_Short task_.
Reproduce all entries verbatim, with nothing added or dropped.

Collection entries
|---|

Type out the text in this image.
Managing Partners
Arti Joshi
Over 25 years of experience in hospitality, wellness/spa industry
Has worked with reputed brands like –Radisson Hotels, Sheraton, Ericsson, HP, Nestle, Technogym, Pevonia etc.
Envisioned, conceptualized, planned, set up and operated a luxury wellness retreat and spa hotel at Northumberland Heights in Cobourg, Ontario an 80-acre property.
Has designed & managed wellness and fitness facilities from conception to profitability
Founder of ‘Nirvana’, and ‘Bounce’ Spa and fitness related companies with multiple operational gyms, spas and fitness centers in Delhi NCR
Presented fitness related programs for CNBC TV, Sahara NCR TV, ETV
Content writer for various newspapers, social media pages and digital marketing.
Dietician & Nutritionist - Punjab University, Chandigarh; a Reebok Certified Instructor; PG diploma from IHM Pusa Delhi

|---|

_Solution for this problem_.
Type out the text in this image.
Managing Partners
Arti Joshi
Over 25 years of experience in hospitality, wellness/spa industry
Has worked with reputed brands like –Radisson Hotels, Sheraton, Ericsson, HP, Nestle, Technogym, Pevonia etc.
Envisioned, conceptualized, planned, set up and operated a luxury wellness retreat and spa hotel at Northumberland Heights in Cobourg, Ontario an 80-acre property.
Has designed & managed wellness and fitness facilities from conception to profitability
Founder of ‘Nirvana’, and ‘Bounce’ Spa and fitness related companies with multiple operational gyms, spas and fitness centers in Delhi NCR
Presented fitness related programs for CNBC TV, Sahara NCR TV, ETV
Content writer for various newspapers, social media pages and digital marketing.
Dietician & Nutritionist - Punjab University, Chandigarh; a Reebok Certified Instructor; PG diploma from IHM Pusa Delhi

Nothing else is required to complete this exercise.